▶ Problem description
Where a line holds the string "girlfriend", return that line.

[Records from a dataset]
● ● ● ● ● ● ●
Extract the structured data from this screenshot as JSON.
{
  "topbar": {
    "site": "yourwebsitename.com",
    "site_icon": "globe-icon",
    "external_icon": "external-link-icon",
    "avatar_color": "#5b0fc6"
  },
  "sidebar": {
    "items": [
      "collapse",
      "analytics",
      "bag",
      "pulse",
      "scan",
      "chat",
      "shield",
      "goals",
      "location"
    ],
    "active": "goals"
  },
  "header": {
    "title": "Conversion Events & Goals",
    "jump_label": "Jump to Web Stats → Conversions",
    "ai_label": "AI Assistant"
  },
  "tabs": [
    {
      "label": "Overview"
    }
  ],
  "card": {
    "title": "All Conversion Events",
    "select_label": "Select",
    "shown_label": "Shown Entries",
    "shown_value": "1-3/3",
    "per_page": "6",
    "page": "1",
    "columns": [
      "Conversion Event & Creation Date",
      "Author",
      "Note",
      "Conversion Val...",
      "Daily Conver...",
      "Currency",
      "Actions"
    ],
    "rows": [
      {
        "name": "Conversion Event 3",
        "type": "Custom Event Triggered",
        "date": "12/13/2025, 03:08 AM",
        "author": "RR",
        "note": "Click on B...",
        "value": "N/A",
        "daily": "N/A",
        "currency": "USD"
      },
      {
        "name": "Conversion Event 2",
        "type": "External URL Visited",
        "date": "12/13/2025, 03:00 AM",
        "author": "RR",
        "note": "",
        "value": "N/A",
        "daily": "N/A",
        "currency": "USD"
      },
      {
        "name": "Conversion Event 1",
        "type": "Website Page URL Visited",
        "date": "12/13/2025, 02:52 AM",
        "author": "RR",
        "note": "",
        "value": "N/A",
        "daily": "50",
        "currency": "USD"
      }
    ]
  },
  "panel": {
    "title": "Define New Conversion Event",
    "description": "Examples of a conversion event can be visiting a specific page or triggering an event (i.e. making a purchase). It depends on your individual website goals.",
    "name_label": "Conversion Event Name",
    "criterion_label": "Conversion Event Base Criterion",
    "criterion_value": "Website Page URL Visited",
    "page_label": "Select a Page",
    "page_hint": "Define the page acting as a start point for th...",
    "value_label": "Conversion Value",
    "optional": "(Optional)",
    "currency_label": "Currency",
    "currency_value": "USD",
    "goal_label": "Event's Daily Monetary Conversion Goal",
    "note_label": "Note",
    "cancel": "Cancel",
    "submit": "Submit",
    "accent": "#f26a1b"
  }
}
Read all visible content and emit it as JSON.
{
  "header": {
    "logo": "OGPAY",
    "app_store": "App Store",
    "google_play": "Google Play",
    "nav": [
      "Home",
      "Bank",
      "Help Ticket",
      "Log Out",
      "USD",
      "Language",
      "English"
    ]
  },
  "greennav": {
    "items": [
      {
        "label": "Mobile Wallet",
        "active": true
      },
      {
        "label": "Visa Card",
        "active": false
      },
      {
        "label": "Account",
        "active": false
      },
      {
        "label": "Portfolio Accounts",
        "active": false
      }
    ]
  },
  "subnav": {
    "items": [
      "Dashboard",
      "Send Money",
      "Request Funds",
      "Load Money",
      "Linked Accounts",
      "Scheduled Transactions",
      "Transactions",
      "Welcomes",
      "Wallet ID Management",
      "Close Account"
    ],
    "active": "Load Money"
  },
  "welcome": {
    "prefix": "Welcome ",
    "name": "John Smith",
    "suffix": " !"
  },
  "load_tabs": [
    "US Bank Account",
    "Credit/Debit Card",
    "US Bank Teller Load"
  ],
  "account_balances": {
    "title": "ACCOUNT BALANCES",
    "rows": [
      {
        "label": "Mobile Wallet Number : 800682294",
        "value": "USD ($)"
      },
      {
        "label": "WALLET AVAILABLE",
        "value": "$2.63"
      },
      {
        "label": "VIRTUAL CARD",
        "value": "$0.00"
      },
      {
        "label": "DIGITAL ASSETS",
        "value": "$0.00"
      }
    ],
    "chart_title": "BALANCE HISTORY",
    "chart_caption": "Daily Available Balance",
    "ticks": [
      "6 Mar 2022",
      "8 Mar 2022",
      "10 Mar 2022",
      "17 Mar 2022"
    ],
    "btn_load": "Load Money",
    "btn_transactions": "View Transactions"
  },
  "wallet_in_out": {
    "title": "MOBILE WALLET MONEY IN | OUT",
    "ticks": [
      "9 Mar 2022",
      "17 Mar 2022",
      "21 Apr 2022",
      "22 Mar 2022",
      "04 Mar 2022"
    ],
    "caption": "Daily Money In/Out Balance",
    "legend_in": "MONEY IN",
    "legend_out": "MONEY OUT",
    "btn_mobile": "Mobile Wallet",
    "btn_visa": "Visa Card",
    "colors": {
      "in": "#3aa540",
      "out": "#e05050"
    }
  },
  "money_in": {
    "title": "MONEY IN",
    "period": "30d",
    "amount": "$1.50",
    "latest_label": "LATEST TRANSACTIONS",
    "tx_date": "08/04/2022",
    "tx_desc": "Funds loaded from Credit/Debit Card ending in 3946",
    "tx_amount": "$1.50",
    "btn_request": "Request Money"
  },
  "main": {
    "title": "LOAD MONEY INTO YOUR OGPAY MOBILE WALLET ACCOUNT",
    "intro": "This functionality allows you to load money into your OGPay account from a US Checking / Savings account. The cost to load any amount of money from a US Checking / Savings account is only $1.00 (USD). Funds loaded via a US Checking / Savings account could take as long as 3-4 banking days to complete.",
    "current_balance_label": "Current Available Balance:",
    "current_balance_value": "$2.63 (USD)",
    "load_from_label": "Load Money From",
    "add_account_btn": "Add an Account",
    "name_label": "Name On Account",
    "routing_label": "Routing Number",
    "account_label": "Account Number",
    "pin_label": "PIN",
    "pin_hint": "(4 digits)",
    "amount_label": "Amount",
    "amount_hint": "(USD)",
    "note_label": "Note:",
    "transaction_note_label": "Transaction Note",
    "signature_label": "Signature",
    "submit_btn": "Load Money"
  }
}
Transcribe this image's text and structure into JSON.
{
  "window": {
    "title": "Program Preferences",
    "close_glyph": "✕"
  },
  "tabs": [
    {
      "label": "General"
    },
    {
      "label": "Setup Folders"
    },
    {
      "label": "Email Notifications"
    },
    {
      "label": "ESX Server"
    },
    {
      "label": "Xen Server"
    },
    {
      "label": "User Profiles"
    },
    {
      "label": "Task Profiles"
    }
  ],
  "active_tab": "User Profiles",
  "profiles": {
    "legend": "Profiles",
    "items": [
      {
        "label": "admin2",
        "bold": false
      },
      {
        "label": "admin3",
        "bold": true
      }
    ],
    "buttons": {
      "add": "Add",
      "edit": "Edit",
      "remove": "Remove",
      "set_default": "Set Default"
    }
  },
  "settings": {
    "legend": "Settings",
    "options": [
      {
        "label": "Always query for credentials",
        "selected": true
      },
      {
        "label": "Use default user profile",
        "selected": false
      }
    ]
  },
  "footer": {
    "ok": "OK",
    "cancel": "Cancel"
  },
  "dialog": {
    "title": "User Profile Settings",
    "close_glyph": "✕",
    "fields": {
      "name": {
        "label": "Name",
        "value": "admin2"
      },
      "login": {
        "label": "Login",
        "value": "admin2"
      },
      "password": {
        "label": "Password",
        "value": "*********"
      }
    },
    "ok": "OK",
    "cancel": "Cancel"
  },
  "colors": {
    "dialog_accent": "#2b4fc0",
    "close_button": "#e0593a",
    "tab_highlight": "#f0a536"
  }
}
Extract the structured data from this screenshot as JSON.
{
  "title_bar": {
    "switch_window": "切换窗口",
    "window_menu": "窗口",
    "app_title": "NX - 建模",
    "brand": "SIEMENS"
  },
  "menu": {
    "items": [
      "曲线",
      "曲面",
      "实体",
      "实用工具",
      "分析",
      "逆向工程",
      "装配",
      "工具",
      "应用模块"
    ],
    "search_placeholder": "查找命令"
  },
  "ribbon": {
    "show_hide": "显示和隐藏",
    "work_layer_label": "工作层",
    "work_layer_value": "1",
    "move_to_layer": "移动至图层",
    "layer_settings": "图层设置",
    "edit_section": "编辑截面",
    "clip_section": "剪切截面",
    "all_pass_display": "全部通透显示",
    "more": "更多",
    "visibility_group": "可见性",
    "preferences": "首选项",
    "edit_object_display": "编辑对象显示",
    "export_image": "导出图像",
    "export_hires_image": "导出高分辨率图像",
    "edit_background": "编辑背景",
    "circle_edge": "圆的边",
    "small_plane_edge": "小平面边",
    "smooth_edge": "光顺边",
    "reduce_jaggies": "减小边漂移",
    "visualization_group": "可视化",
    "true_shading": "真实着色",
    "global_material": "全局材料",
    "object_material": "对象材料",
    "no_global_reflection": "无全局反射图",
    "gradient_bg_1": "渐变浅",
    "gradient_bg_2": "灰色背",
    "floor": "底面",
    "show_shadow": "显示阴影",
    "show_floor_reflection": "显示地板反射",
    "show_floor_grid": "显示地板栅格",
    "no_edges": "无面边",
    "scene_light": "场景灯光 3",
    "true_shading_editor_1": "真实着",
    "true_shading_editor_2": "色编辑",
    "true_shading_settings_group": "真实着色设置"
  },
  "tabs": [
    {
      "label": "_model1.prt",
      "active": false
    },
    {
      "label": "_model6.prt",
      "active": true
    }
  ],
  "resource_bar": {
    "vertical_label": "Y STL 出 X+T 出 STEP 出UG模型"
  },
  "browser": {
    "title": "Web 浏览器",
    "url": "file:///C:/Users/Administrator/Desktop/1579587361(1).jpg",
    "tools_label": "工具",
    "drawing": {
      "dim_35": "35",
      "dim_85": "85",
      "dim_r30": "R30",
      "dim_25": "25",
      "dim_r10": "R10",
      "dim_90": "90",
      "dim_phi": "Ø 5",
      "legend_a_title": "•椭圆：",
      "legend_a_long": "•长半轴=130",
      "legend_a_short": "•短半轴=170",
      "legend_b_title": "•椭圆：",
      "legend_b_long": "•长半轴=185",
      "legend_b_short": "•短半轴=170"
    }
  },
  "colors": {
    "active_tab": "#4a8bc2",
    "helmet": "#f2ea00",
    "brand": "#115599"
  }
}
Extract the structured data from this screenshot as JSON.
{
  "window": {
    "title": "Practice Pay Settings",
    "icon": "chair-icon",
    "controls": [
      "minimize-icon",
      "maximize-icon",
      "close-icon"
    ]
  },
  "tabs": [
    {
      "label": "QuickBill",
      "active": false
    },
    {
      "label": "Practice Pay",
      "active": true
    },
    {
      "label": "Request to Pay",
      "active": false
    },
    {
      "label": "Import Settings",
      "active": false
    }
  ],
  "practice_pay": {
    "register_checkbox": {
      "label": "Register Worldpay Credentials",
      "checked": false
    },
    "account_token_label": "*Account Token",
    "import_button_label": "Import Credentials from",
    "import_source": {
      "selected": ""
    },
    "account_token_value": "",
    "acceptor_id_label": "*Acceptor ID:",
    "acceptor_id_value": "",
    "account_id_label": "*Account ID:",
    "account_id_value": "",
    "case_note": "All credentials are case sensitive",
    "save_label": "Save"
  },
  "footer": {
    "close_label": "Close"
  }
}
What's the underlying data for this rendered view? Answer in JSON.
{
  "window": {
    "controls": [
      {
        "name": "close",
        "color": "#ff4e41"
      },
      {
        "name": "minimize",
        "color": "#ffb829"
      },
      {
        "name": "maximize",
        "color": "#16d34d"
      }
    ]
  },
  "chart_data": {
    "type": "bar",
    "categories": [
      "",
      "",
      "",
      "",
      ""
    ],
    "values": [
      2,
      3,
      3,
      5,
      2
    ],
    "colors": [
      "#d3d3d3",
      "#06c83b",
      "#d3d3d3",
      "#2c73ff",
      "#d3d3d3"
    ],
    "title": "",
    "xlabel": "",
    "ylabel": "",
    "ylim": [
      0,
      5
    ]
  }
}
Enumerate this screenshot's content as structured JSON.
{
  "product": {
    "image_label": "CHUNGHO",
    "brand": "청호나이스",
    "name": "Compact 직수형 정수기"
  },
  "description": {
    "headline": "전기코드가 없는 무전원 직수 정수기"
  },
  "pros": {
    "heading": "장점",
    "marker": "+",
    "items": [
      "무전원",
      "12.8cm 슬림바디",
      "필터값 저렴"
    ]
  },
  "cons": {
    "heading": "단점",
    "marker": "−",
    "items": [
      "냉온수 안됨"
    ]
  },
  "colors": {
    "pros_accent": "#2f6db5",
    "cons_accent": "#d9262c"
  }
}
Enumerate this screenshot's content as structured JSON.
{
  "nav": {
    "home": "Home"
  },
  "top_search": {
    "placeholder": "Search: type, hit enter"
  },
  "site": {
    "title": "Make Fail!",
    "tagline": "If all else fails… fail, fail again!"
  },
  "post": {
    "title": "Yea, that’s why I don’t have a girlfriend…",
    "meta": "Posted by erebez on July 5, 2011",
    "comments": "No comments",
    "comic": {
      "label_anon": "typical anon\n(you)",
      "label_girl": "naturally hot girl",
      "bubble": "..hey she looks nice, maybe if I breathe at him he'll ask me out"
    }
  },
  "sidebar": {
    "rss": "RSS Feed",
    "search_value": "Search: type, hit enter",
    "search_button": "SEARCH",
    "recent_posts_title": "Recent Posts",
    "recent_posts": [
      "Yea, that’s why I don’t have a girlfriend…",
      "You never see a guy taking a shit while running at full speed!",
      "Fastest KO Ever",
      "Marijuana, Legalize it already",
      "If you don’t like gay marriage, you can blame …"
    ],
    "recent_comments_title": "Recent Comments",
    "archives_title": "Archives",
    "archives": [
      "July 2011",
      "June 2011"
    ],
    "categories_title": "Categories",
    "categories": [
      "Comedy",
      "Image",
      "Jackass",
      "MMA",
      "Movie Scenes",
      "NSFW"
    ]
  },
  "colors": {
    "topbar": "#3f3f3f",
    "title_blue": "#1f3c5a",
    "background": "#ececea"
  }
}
● ● ● ● ● ● ●
▶ Exercise response
    "title": "Yea, that’s why I don’t have a girlfriend…",
      "Yea, that’s why I don’t have a girlfriend…",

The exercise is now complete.